**The problem**:
Please duplicate the part of the studio session story from "Jay Elect ended" to "a studio session?" word for word.

**Text block**:
§

The fourth compliment would be the jewel in the crown. Peep. Even I had no earthly idea what was about to happen, Beyoncé walks in. So now, it’s Bey, Jay, Mach-Hommy, Young Guru, Alchemist, and my man Dred. Beyoncé is like, “where’s the stuff you were talking about?” She asked Gu to play certain records I was working on, the week prior, like two or three times in a row. What an experience!

Now it was time for the pièce de résistance, the verse that I recorded earlier that day. At that moment, Gu’s about to press play, guess who walks in? Jay Elect enters. The record plays. Alchemist has another fit. Beyoncé infers, doesn’t inquire, “Y’all tryna hurt somebody.” When she said that … that right there was the finest compliment of the day.

Jay Elect ended up dapping me off and he said something real pithy like, “shit fire” or “tight work” or something to that effect. You get the picture: Compliment #5. Boom.

So even though that particular record was never released with my verse on there, I do know that everyone loved it that day. It’s ironic that they named it “The Neverending Story.”

How’s that for a studio session?

§

(Dataset excerpt)
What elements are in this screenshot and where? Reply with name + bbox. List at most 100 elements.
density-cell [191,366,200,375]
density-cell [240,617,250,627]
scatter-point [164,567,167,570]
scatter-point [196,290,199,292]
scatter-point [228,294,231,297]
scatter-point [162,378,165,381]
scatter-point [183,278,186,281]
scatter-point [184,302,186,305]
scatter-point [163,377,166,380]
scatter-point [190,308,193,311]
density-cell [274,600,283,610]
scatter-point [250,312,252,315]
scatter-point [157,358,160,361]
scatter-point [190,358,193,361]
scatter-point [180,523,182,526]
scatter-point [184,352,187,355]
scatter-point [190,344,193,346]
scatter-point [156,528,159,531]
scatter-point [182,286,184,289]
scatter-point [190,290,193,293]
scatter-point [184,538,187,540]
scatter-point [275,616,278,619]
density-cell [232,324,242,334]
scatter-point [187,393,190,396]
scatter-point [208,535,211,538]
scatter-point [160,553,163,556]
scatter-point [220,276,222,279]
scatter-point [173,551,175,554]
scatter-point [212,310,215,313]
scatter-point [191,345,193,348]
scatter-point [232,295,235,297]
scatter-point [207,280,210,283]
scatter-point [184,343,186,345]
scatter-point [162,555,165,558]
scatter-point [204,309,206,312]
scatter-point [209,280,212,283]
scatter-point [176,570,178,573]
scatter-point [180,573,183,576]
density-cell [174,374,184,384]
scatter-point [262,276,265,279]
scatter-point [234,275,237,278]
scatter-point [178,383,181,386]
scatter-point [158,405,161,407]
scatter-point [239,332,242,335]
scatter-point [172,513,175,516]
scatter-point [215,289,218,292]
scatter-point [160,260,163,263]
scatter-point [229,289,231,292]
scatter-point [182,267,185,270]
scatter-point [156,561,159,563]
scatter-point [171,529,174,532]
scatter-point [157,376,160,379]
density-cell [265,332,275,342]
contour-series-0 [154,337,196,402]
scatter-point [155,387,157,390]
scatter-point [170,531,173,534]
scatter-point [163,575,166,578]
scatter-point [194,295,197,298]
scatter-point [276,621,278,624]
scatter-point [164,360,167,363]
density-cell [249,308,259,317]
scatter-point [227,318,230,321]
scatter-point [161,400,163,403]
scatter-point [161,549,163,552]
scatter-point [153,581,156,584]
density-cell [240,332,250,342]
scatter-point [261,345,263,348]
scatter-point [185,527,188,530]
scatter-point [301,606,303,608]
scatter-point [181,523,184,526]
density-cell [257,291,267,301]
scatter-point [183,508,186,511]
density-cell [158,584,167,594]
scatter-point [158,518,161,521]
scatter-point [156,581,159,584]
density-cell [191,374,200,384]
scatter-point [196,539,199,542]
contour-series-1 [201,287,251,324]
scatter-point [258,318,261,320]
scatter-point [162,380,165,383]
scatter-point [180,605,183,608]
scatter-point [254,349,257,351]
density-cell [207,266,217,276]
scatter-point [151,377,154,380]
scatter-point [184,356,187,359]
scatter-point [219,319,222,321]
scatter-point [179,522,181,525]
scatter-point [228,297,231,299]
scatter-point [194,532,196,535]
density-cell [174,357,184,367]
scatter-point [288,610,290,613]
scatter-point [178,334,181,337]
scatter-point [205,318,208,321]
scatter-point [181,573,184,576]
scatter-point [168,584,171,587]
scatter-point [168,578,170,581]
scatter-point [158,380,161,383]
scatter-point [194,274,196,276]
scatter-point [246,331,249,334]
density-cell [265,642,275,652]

§

**Written response**:
Jay Elect ended up dapping me off and he said something real pithy like, “shit fire” or “tight work” or something to that effect. You get the picture: Compliment #5. Boom.

So even though that particular record was never released with my verse on there, I do know that everyone loved it that day. It’s ironic that they named it “The Neverending Story.”

How’s that for a studio session?